Search the material for "JSON" and show all lines that contain it.

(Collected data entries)
======

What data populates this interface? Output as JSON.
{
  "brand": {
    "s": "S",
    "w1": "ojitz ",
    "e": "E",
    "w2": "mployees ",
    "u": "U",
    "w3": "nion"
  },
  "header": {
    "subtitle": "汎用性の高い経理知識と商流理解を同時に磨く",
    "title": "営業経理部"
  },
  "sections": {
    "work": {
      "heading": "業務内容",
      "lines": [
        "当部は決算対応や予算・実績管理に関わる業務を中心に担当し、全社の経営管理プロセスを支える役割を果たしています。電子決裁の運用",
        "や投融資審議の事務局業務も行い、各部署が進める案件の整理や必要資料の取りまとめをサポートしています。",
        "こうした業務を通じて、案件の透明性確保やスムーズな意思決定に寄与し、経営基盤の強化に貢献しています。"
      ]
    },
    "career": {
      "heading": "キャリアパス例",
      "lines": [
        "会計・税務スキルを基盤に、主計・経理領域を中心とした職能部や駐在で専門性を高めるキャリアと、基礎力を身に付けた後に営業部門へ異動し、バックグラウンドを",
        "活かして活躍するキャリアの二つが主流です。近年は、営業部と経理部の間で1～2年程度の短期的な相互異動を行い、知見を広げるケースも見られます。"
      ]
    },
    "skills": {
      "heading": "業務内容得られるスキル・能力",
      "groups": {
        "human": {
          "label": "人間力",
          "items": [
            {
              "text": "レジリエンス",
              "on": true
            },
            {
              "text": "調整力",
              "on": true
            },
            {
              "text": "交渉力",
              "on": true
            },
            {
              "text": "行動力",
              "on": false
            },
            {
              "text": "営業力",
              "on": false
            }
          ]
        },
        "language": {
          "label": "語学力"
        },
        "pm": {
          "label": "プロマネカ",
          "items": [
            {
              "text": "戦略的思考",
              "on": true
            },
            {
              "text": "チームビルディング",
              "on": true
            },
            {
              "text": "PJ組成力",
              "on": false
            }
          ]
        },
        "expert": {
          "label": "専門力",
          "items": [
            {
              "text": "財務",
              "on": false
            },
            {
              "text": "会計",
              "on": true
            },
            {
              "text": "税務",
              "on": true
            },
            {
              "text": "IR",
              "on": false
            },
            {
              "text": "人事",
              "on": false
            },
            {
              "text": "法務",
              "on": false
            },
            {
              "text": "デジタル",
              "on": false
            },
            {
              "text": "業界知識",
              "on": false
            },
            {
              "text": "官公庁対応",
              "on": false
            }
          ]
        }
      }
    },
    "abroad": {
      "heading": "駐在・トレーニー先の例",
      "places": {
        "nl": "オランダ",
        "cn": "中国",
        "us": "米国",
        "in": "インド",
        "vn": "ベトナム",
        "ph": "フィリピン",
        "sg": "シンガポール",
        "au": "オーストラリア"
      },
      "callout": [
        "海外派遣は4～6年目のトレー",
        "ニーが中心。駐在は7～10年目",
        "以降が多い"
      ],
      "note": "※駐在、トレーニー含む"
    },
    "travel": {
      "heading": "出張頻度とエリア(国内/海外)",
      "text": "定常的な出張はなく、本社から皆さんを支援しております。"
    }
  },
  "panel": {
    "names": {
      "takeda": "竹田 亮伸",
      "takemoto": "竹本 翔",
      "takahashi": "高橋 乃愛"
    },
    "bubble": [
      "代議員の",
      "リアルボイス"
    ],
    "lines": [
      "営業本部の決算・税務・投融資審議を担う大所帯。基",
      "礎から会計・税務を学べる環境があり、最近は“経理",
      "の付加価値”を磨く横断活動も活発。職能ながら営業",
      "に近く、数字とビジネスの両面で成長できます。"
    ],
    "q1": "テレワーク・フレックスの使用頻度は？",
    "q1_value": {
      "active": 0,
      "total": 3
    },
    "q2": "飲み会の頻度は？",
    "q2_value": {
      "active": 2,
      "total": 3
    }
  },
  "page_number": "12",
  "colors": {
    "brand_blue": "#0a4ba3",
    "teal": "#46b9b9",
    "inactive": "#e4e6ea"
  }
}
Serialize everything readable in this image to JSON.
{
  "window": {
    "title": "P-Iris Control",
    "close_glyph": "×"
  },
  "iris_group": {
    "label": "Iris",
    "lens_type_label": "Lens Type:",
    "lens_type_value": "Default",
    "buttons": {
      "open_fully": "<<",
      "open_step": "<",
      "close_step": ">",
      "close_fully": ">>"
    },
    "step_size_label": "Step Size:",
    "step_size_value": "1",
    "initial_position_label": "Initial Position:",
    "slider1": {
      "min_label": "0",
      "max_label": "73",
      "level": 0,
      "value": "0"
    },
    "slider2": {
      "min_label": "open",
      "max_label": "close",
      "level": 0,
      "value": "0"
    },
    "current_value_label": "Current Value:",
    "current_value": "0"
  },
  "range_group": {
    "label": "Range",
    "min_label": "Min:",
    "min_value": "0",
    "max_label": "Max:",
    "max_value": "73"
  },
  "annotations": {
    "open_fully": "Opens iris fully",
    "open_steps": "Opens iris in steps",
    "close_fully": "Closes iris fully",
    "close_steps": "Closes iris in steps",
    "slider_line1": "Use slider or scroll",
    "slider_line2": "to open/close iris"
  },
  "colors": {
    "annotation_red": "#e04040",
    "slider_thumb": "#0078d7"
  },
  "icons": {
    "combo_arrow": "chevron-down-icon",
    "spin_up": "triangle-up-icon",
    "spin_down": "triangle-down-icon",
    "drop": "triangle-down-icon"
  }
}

======

_Task output_:
What data populates this interface? Output as JSON.
Serialize everything readable in this image to JSON.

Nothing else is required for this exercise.